- TO BE DONE: Search the listing for the string "magic" and copy every line that contains it.

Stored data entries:
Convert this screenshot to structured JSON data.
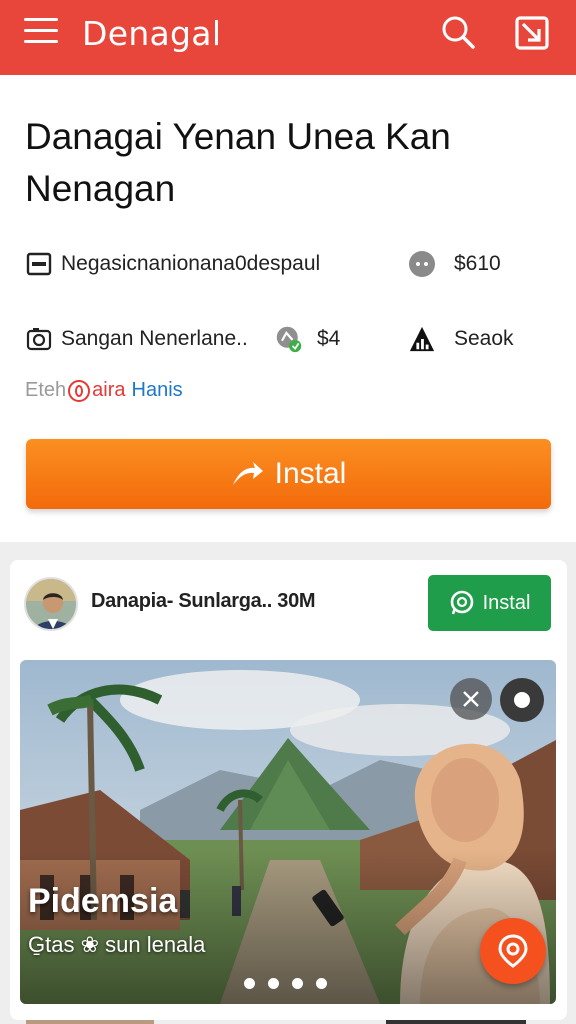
{
  "topbar": {
    "title": "Denagal",
    "menu_icon": "hamburger-menu-icon",
    "search_icon": "search-icon",
    "share_icon": "external-share-icon",
    "background_color": "#e8463a"
  },
  "app": {
    "title": "Danagai Yenan Unea Kan Nenagan",
    "meta": [
      {
        "icon": "card-icon",
        "text": "Negasicnanionana0despaul"
      },
      {
        "icon": "face-icon",
        "text": "$610"
      },
      {
        "icon": "camera-icon",
        "text": "Sangan Nenerlane.."
      },
      {
        "icon": "rating-icon",
        "text": "$4"
      },
      {
        "icon": "chart-warning-icon",
        "text": "Seaok"
      }
    ],
    "byline": {
      "part1": "Eteh",
      "part2": "aira",
      "part3": "Hanis"
    },
    "install_label": "Instal",
    "install_color": "#f57c13"
  },
  "post": {
    "author": "Danapia- Sunlarga.. 30M",
    "install_label": "Instal",
    "install_color": "#1f9d4a",
    "media": {
      "title": "Pidemsia",
      "subtitle": "G̱tas ❀ sun lenala",
      "dots": 4
    }
  }
}
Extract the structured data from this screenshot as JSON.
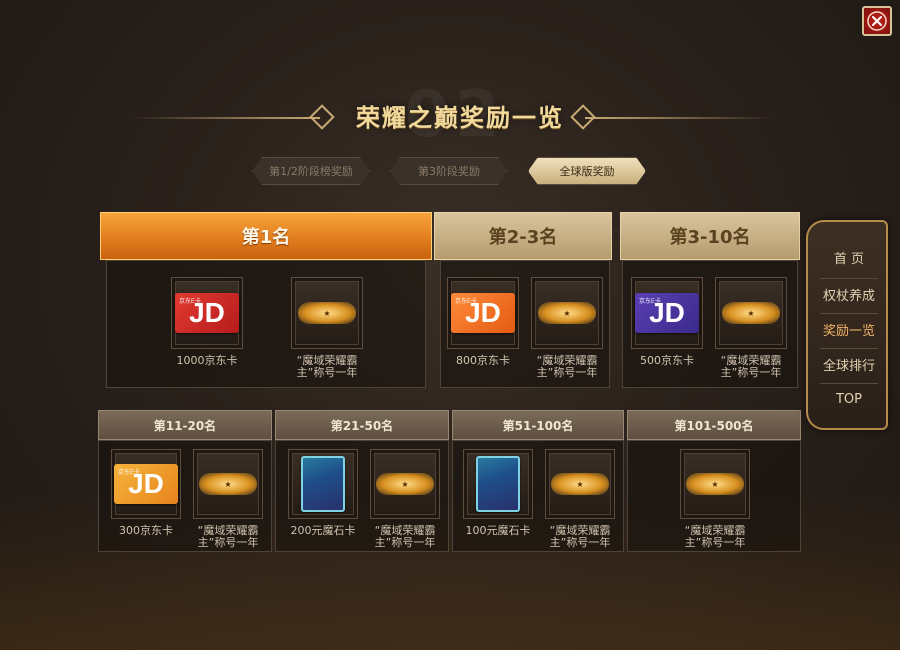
{
  "modal": {
    "title": "荣耀之巅奖励一览",
    "title_bg_number": "02",
    "close_icon": "close-icon"
  },
  "tabs": [
    {
      "label": "第1/2阶段榜奖励",
      "active": false
    },
    {
      "label": "第3阶段奖励",
      "active": false
    },
    {
      "label": "全球版奖励",
      "active": true
    }
  ],
  "top_ranks": [
    {
      "rank": "第1名",
      "items": [
        {
          "caption": "1000京东卡",
          "icon": "jd-card-red-icon",
          "card_text": "JD"
        },
        {
          "caption": "“魔域荣耀霸主”称号一年",
          "icon": "title-badge-icon"
        }
      ]
    },
    {
      "rank": "第2-3名",
      "items": [
        {
          "caption": "800京东卡",
          "icon": "jd-card-orange-icon",
          "card_text": "JD"
        },
        {
          "caption": "“魔域荣耀霸主”称号一年",
          "icon": "title-badge-icon"
        }
      ]
    },
    {
      "rank": "第3-10名",
      "items": [
        {
          "caption": "500京东卡",
          "icon": "jd-card-purple-icon",
          "card_text": "JD"
        },
        {
          "caption": "“魔域荣耀霸主”称号一年",
          "icon": "title-badge-icon"
        }
      ]
    }
  ],
  "bottom_ranks": [
    {
      "rank": "第11-20名",
      "items": [
        {
          "caption": "300京东卡",
          "icon": "jd-card-amber-icon",
          "card_text": "JD"
        },
        {
          "caption": "“魔域荣耀霸主”称号一年",
          "icon": "title-badge-icon"
        }
      ]
    },
    {
      "rank": "第21-50名",
      "items": [
        {
          "caption": "200元魔石卡",
          "icon": "magic-stone-card-stack-icon"
        },
        {
          "caption": "“魔域荣耀霸主”称号一年",
          "icon": "title-badge-icon"
        }
      ]
    },
    {
      "rank": "第51-100名",
      "items": [
        {
          "caption": "100元魔石卡",
          "icon": "magic-stone-card-icon"
        },
        {
          "caption": "“魔域荣耀霸主”称号一年",
          "icon": "title-badge-icon"
        }
      ]
    },
    {
      "rank": "第101-500名",
      "items": [
        {
          "caption": "“魔域荣耀霸主”称号一年",
          "icon": "title-badge-icon"
        }
      ]
    }
  ],
  "side_nav": [
    {
      "label": "首 页",
      "active": false
    },
    {
      "label": "权杖养成",
      "active": false
    },
    {
      "label": "奖励一览",
      "active": true
    },
    {
      "label": "全球排行",
      "active": false
    },
    {
      "label": "TOP",
      "active": false
    }
  ],
  "colors": {
    "accent_gold": "#f2d99c",
    "active_rank_orange": "#e07a1c",
    "nav_active": "#f3b56a"
  }
}
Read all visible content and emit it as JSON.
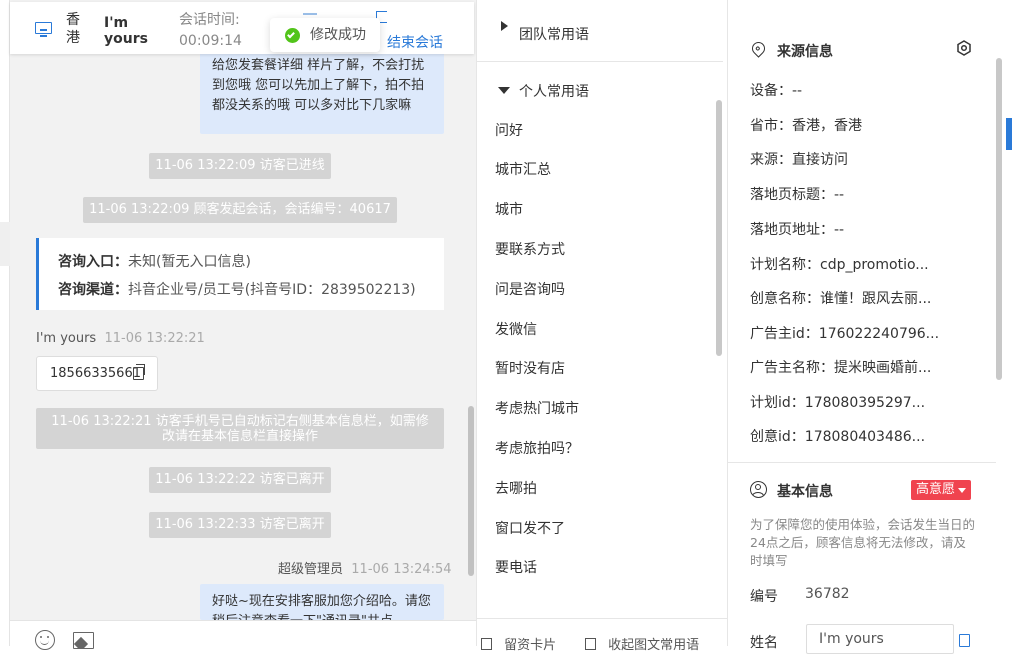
{
  "header": {
    "location_line1": "香",
    "location_line2": "港",
    "visitor_name_line1": "I'm",
    "visitor_name_line2": "yours",
    "session_time_label": "会话时间:",
    "session_time_value": "00:09:14",
    "end_session_label": "结束会话"
  },
  "toast": {
    "text": "修改成功"
  },
  "chat": {
    "top_bubble": "给您发套餐详细 样片了解，不会打扰到您哦 您可以先加上了解下，拍不拍都没关系的哦 可以多对比下几家嘛",
    "sys_visitor_in": "11-06 13:22:09 访客已进线",
    "sys_session_start": "11-06 13:22:09 顾客发起会话，会话编号：40617",
    "entry_label": "咨询入口：",
    "entry_value": "未知(暂无入口信息)",
    "channel_label": "咨询渠道：",
    "channel_value": "抖音企业号/员工号(抖音号ID：2839502213)",
    "visitor_name": "I'm yours",
    "visitor_time": "11-06 13:22:21",
    "visitor_phone": "18566335661",
    "sys_phone_note": "11-06 13:22:21 访客手机号已自动标记右侧基本信息栏，如需修改请在基本信息栏直接操作",
    "sys_left_1": "11-06 13:22:22 访客已离开",
    "sys_left_2": "11-06 13:22:33 访客已离开",
    "agent_name": "超级管理员",
    "agent_time": "11-06 13:24:54",
    "agent_bubble": "好哒~现在安排客服加您介绍哈。请您稍后注意查看一下\"通讯录\"共点"
  },
  "middle": {
    "team_phrases_label": "团队常用语",
    "personal_phrases_label": "个人常用语",
    "phrases": [
      "问好",
      "城市汇总",
      "城市",
      "要联系方式",
      "问是咨询吗",
      "发微信",
      "暂时没有店",
      "考虑热门城市",
      "考虑旅拍吗？",
      "去哪拍",
      "窗口发不了",
      "要电话"
    ],
    "bottom_card": "留资卡片",
    "bottom_collapse": "收起图文常用语"
  },
  "right": {
    "source_title": "来源信息",
    "source_rows": [
      {
        "label": "设备：",
        "value": "--"
      },
      {
        "label": "省市：",
        "value": "香港，香港"
      },
      {
        "label": "来源：",
        "value": "直接访问"
      },
      {
        "label": "落地页标题：",
        "value": "--"
      },
      {
        "label": "落地页地址：",
        "value": "--"
      },
      {
        "label": "计划名称：",
        "value": "cdp_promotio..."
      },
      {
        "label": "创意名称：",
        "value": "谁懂！跟风去丽..."
      },
      {
        "label": "广告主id：",
        "value": "176022240796..."
      },
      {
        "label": "广告主名称：",
        "value": "提米映画婚前..."
      },
      {
        "label": "计划id：",
        "value": "178080395297..."
      },
      {
        "label": "创意id：",
        "value": "178080403486..."
      }
    ],
    "basic_title": "基本信息",
    "intent_badge": "高意愿",
    "notice": "为了保障您的使用体验，会话发生当日的24点之后，顾客信息将无法修改，请及时填写",
    "number_label": "编号",
    "number_value": "36782",
    "name_label": "姓名",
    "name_value": "I'm yours"
  },
  "colors": {
    "accent": "#2a7ad8",
    "success": "#52c41a",
    "badge_red": "#f0434f",
    "bubble": "#dde9fb",
    "system_msg": "#d4d4d4"
  }
}
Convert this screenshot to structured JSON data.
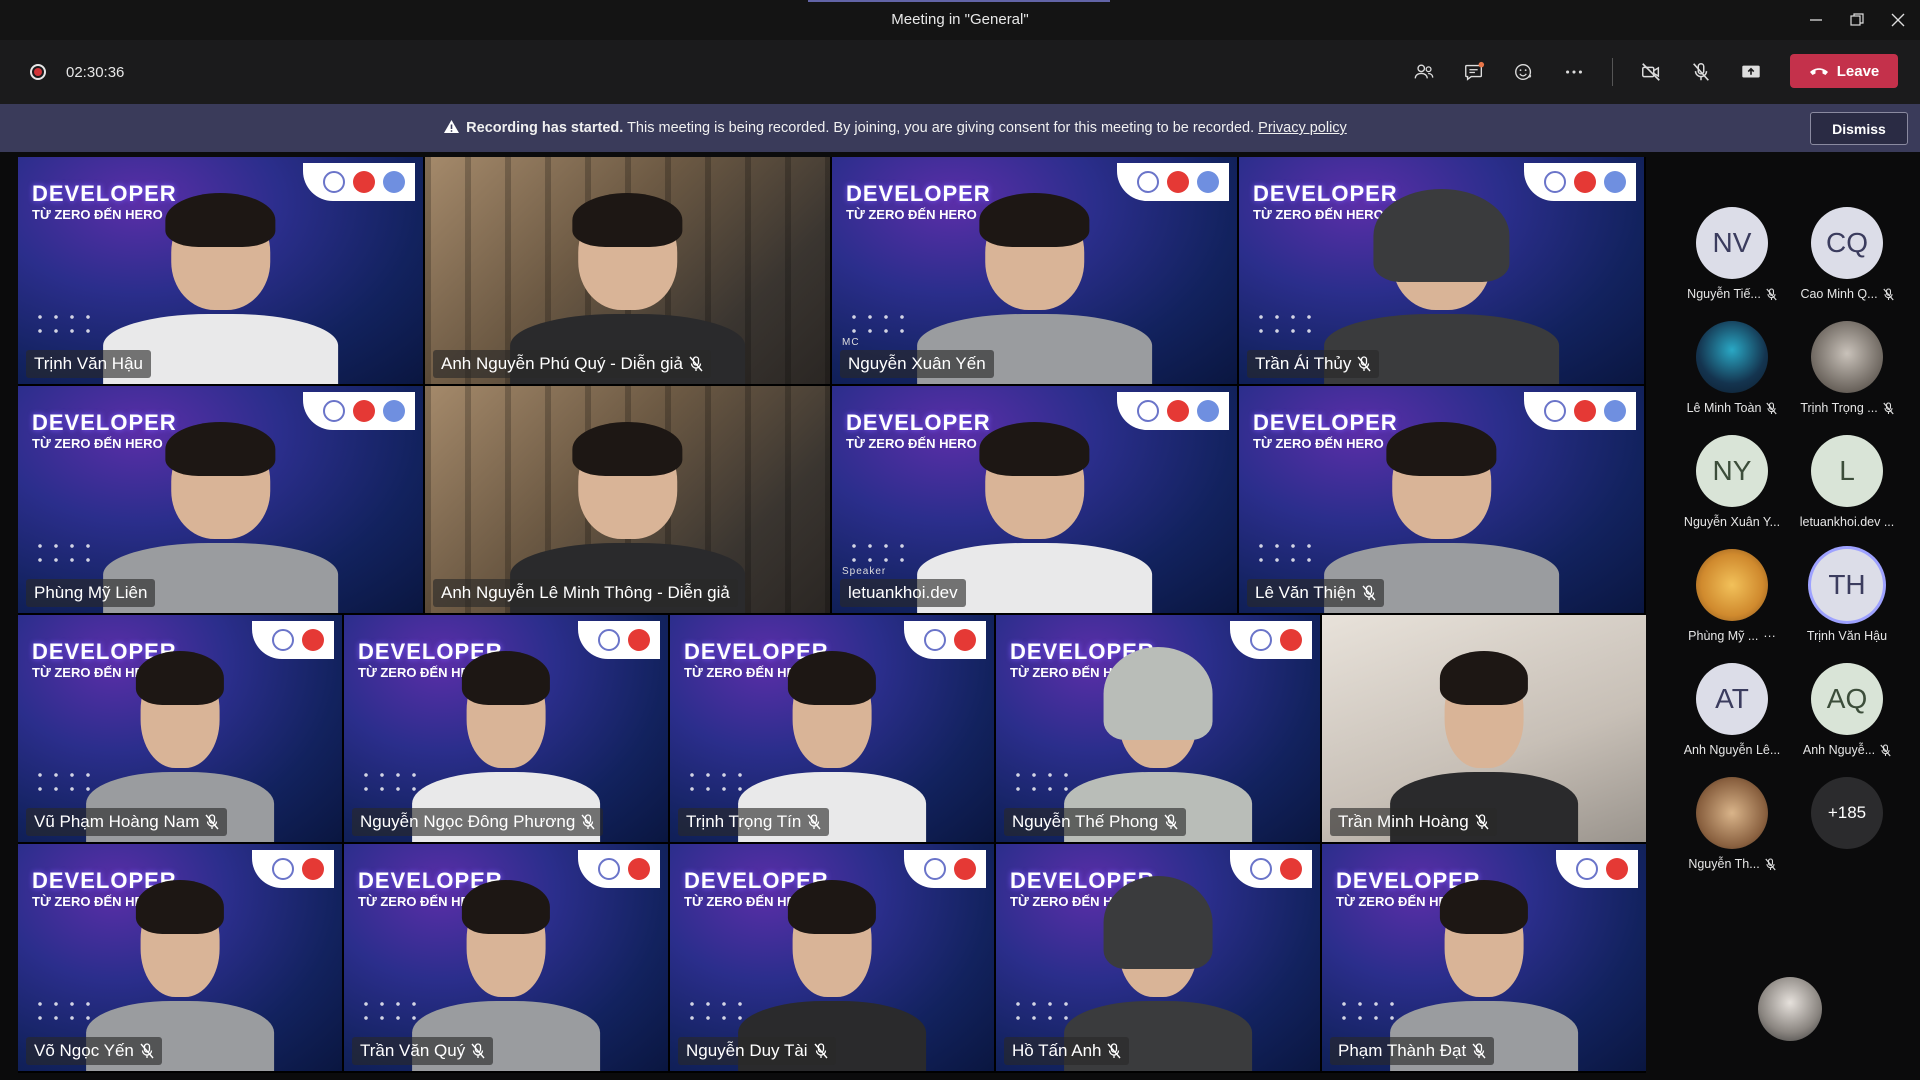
{
  "window": {
    "title": "Meeting in \"General\""
  },
  "meeting": {
    "timer": "02:30:36",
    "leave_label": "Leave"
  },
  "banner": {
    "bold": "Recording has started.",
    "text": " This meeting is being recorded. By joining, you are giving consent for this meeting to be recorded. ",
    "link": "Privacy policy",
    "dismiss_label": "Dismiss"
  },
  "video_banner": {
    "title": "DEVELOPER",
    "subtitle": "TỪ ZERO ĐẾN HERO"
  },
  "tiles": [
    {
      "name": "Trịnh Văn Hậu",
      "muted": false
    },
    {
      "name": "Anh Nguyễn Phú Quý - Diễn giả",
      "muted": true
    },
    {
      "name": "Nguyễn Xuân Yến",
      "muted": false,
      "role": "MC"
    },
    {
      "name": "Trần Ái Thủy",
      "muted": true
    },
    {
      "name": "Phùng Mỹ Liên",
      "muted": false
    },
    {
      "name": "Anh Nguyễn Lê Minh Thông - Diễn giả",
      "muted": false
    },
    {
      "name": "letuankhoi.dev",
      "muted": false,
      "role": "Speaker"
    },
    {
      "name": "Lê Văn Thiện",
      "muted": true
    },
    {
      "name": "Vũ Phạm Hoàng Nam",
      "muted": true
    },
    {
      "name": "Nguyễn Ngọc Đông Phương",
      "muted": true
    },
    {
      "name": "Trịnh Trọng Tín",
      "muted": true
    },
    {
      "name": "Nguyễn Thế Phong",
      "muted": true
    },
    {
      "name": "Trần Minh Hoàng",
      "muted": true
    },
    {
      "name": "Võ Ngọc Yến",
      "muted": true
    },
    {
      "name": "Trần Văn Quý",
      "muted": true
    },
    {
      "name": "Nguyễn Duy Tài",
      "muted": true
    },
    {
      "name": "Hồ Tấn Anh",
      "muted": true
    },
    {
      "name": "Phạm Thành Đạt",
      "muted": true
    }
  ],
  "participants": [
    {
      "initials": "NV",
      "name": "Nguyễn Tiế...",
      "muted": true
    },
    {
      "initials": "CQ",
      "name": "Cao Minh Q...",
      "muted": true
    },
    {
      "initials": "",
      "name": "Lê Minh Toàn",
      "muted": true
    },
    {
      "initials": "",
      "name": "Trịnh Trọng ...",
      "muted": true
    },
    {
      "initials": "NY",
      "name": "Nguyễn Xuân Y...",
      "muted": false
    },
    {
      "initials": "L",
      "name": "letuankhoi.dev ...",
      "muted": false
    },
    {
      "initials": "",
      "name": "Phùng Mỹ ...",
      "muted": false,
      "more": "···"
    },
    {
      "initials": "TH",
      "name": "Trịnh Văn Hậu",
      "muted": false
    },
    {
      "initials": "AT",
      "name": "Anh Nguyễn Lê...",
      "muted": false
    },
    {
      "initials": "AQ",
      "name": "Anh Nguyễ...",
      "muted": true
    },
    {
      "initials": "",
      "name": "Nguyễn Th...",
      "muted": true
    },
    {
      "initials": "+185",
      "name": "",
      "muted": false
    }
  ],
  "icons": {
    "record": "record-icon",
    "people": "people-icon",
    "chat": "chat-icon",
    "reactions": "reactions-icon",
    "more": "more-icon",
    "camera_off": "camera-off-icon",
    "mic_off": "mic-off-icon",
    "share": "share-icon",
    "phone": "phone-icon",
    "warning": "warning-icon"
  },
  "colors": {
    "leave": "#c4314b",
    "banner": "#3a3b5a",
    "accent": "#6264a7"
  }
}
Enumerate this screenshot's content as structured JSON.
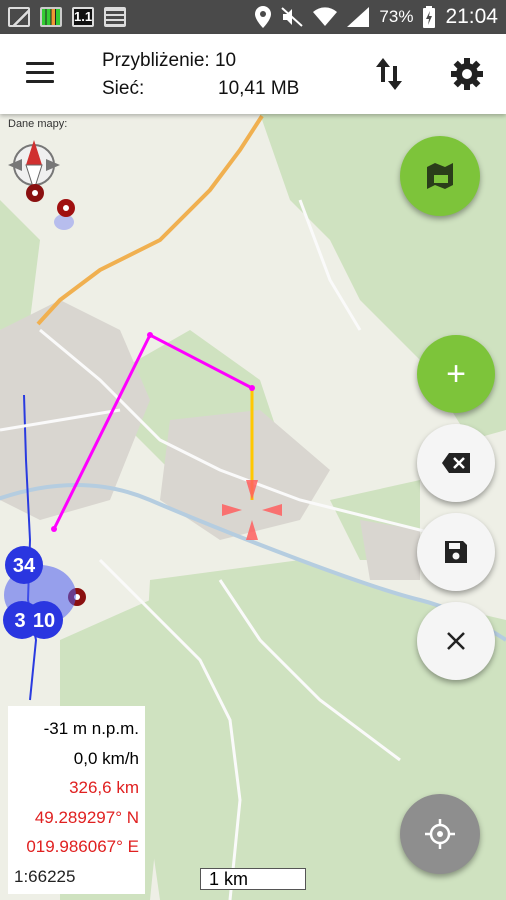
{
  "status_bar": {
    "left_icons": [
      "picture-icon",
      "equalizer-icon",
      "app-1-1-icon",
      "list-icon"
    ],
    "right_icons": [
      "location-icon",
      "mute-icon",
      "wifi-icon",
      "signal-icon",
      "battery-charging-icon"
    ],
    "battery": "73%",
    "time": "21:04"
  },
  "appbar": {
    "menu_icon": "hamburger-icon",
    "zoom_label": "Przybliżenie: 10",
    "network_label": "Sieć:",
    "network_value": "10,41 MB",
    "swap_icon": "swap-vertical-icon",
    "settings_icon": "gear-icon"
  },
  "map": {
    "source_label": "Dane mapy:",
    "clusters": [
      "34",
      "3",
      "10"
    ],
    "scale_bar": "1 km",
    "colors": {
      "track": "#ff00ff",
      "segment": "#ffc800",
      "crosshair": "#ff5050",
      "road": "#ffb347"
    }
  },
  "buttons": {
    "rec": "rec-map-icon",
    "add": "+",
    "delete": "backspace-icon",
    "save": "save-icon",
    "close": "close-icon",
    "locate": "crosshair-locate-icon"
  },
  "info": {
    "altitude": "-31 m n.p.m.",
    "speed": "0,0 km/h",
    "distance": "326,6 km",
    "lat": "49.289297° N",
    "lon": "019.986067° E",
    "scale": "1:66225"
  }
}
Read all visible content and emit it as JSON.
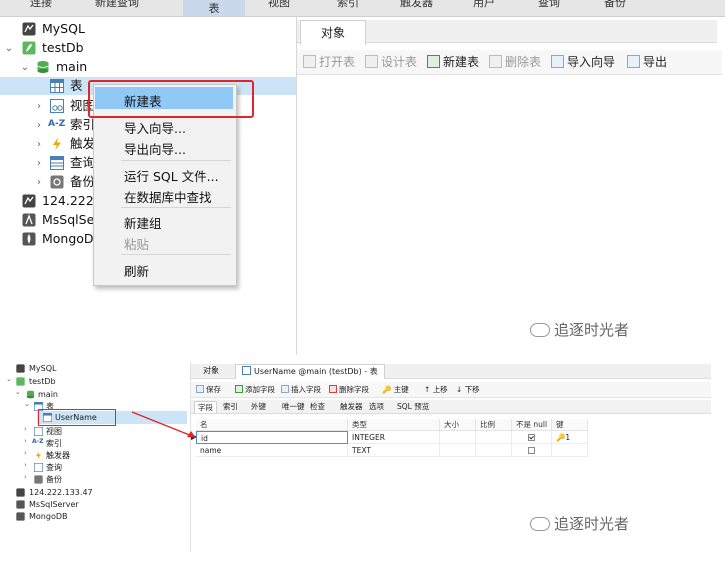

- WRITTEN SOLUTION:
          "icon": "magic-stone-card-stack-icon"
          "icon": "magic-stone-card-icon"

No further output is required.